[Collected data entries]
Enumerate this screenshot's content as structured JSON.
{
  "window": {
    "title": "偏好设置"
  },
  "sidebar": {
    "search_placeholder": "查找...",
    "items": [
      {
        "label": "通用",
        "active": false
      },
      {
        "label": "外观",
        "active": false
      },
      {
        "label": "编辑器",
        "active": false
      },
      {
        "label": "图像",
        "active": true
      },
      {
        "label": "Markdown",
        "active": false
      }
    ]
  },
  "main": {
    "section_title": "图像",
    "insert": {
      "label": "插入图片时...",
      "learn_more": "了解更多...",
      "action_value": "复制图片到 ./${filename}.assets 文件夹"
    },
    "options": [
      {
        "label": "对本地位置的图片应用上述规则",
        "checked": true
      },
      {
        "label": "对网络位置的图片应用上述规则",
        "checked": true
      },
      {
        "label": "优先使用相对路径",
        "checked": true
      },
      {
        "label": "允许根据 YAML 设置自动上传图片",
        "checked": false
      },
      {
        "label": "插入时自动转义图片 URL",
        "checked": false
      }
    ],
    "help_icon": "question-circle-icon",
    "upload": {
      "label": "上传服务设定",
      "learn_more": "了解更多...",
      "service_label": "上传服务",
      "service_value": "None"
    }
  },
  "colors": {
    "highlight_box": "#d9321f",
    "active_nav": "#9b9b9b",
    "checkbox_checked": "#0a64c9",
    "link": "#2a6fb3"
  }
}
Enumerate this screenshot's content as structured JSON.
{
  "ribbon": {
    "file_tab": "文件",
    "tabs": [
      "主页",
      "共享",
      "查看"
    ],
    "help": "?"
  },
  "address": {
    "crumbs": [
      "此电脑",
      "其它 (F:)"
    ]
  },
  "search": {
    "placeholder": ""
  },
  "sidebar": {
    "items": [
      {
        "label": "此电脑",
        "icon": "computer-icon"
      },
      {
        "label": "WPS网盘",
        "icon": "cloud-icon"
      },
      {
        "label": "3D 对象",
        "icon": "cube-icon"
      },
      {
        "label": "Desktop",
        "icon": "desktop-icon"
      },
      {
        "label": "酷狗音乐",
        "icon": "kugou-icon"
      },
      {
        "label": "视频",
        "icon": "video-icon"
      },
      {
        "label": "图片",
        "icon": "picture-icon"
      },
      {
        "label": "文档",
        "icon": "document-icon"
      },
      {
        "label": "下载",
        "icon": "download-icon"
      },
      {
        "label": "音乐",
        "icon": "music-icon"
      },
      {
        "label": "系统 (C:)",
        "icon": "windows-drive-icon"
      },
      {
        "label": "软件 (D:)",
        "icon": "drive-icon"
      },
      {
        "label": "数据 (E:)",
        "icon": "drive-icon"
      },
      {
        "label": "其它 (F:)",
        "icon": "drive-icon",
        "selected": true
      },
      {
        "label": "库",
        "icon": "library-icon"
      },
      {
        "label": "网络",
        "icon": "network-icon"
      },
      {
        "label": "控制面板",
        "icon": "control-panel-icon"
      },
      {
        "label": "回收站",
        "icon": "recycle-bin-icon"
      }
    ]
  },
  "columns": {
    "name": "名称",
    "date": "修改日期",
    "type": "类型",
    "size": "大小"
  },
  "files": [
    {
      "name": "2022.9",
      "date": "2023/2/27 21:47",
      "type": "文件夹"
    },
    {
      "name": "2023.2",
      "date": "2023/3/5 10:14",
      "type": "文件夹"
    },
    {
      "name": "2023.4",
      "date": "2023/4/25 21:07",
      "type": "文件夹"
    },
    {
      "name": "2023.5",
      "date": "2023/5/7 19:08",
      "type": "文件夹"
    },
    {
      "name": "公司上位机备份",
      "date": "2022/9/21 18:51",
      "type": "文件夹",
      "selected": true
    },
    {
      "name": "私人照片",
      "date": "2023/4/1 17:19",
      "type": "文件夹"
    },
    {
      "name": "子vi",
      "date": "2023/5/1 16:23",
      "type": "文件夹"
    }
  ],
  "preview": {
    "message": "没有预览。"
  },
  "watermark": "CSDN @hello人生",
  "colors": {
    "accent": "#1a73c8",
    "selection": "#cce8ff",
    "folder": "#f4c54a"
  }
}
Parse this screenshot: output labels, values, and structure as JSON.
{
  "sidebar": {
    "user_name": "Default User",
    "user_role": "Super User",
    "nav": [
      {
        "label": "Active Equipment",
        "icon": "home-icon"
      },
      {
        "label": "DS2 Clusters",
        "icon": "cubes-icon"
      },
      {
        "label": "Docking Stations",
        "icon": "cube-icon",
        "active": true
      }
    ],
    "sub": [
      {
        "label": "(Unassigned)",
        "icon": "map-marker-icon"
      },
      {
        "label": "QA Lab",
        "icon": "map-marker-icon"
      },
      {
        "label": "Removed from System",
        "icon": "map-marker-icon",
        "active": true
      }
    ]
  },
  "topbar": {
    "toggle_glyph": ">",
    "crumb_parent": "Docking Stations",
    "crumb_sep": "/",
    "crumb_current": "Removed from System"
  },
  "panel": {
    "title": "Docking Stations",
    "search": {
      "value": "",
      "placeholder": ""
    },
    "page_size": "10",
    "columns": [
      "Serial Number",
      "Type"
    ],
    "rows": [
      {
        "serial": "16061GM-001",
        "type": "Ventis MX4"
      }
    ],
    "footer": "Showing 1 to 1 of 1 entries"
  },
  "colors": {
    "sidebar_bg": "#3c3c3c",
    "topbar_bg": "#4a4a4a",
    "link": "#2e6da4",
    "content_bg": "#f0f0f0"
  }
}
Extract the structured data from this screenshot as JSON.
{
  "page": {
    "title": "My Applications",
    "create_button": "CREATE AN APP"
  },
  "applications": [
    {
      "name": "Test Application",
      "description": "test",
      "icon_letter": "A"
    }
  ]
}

**Prompt:** Only those lines running from the one containing "Extract the structured" through the last line of the data above are to be copied, exactly, with both ends included.

**Task answer:**
Extract the structured data from this screenshot as JSON.
{
  "page": {
    "title": "My Applications",
    "create_button": "CREATE AN APP"
  },
  "applications": [
    {
      "name": "Test Application",
      "description": "test",
      "icon_letter": "A"
    }
  ]
}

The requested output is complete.